Aim of the task: Set down the records verbatim from their first line through the line containing "- series-line: [462, 178, 1279, 803]", including both of those lines.

(Element position data)
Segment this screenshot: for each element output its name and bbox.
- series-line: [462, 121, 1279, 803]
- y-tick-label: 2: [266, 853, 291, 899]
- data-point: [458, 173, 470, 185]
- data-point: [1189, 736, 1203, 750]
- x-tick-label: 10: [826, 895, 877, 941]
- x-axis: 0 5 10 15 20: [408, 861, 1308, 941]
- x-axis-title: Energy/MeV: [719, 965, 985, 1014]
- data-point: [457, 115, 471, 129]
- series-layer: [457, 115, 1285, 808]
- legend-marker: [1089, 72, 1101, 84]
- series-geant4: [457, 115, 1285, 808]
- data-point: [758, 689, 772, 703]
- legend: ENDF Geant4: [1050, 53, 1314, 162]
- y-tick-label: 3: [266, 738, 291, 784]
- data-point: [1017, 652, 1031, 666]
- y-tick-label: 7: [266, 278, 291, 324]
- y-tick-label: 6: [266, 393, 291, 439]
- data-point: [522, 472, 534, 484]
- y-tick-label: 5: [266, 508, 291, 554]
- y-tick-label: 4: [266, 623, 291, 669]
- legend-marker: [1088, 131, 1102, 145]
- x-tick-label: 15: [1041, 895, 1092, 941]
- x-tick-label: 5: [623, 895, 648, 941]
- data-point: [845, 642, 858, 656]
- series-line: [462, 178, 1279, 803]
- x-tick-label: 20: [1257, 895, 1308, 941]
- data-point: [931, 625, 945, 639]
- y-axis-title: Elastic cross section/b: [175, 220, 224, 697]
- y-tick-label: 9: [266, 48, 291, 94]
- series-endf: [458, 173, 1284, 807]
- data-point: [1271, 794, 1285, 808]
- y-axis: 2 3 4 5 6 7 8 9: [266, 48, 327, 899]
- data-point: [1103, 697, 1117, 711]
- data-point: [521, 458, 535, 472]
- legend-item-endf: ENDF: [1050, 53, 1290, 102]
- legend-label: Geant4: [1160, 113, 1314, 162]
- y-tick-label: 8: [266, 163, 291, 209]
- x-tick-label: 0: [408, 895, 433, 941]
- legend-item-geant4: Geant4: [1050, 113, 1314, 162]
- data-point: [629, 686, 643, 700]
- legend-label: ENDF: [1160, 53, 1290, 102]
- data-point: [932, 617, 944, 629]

Right answer:
Segment this screenshot: for each element output its name and bbox.
- series-line: [462, 121, 1279, 803]
- y-tick-label: 2: [266, 853, 291, 899]
- data-point: [458, 173, 470, 185]
- data-point: [1189, 736, 1203, 750]
- x-tick-label: 10: [826, 895, 877, 941]
- x-axis: 0 5 10 15 20: [408, 861, 1308, 941]
- x-axis-title: Energy/MeV: [719, 965, 985, 1014]
- data-point: [457, 115, 471, 129]
- series-layer: [457, 115, 1285, 808]
- legend-marker: [1089, 72, 1101, 84]
- series-geant4: [457, 115, 1285, 808]
- data-point: [758, 689, 772, 703]
- legend: ENDF Geant4: [1050, 53, 1314, 162]
- y-tick-label: 3: [266, 738, 291, 784]
- data-point: [1017, 652, 1031, 666]
- y-tick-label: 7: [266, 278, 291, 324]
- y-tick-label: 6: [266, 393, 291, 439]
- data-point: [522, 472, 534, 484]
- y-tick-label: 5: [266, 508, 291, 554]
- y-tick-label: 4: [266, 623, 291, 669]
- legend-marker: [1088, 131, 1102, 145]
- x-tick-label: 15: [1041, 895, 1092, 941]
- x-tick-label: 5: [623, 895, 648, 941]
- data-point: [845, 642, 858, 656]
- series-line: [462, 178, 1279, 803]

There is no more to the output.